**Trecho:**
************
Estante

Qualquer projeto político sério para o Brasil a ser debatido durante as eleições presidenciais de 2022 deve considerar a grave crise econômica, o número de 12 milhões de pessoas desempregadas e o aumento de 40% de trabalhadoras e trabalhadores em aplicativo desde 2016 (Ipea). Esses indicadores expressam, ainda que de forma muito resumida, que grande parte da população brasileira se encontra em condições assustadoras de trabalho, recebendo salários irrisórios e em jornadas extenuantes. No entanto, não era essa a promessa feita há poucos anos.
************
**Seção de dados:**
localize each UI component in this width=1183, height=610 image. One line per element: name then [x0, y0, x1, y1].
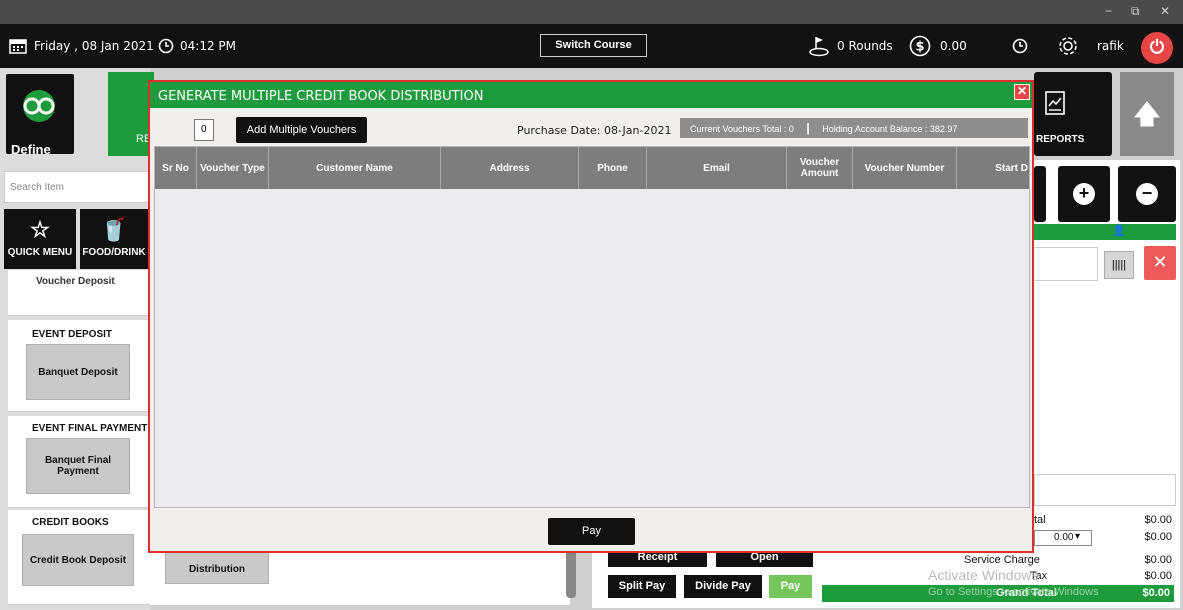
************
**Instruções de trabalho:**
Responda com base no trecho sobre o trabalho no Brasil:
1. Em quais eleições o projeto político deve ser debatido?
2. Qual foi o aumento de trabalhadoras e trabalhadores em aplicativo e a partir de que ano?
3. Como são descritas as jornadas de grande parte da população brasileira?
A listagem não é necessária aqui.

**Resposta:**
1. Nas eleições presidenciais de 2022.
2. Um aumento de 40% desde 2016.
3. Como jornadas extenuantes.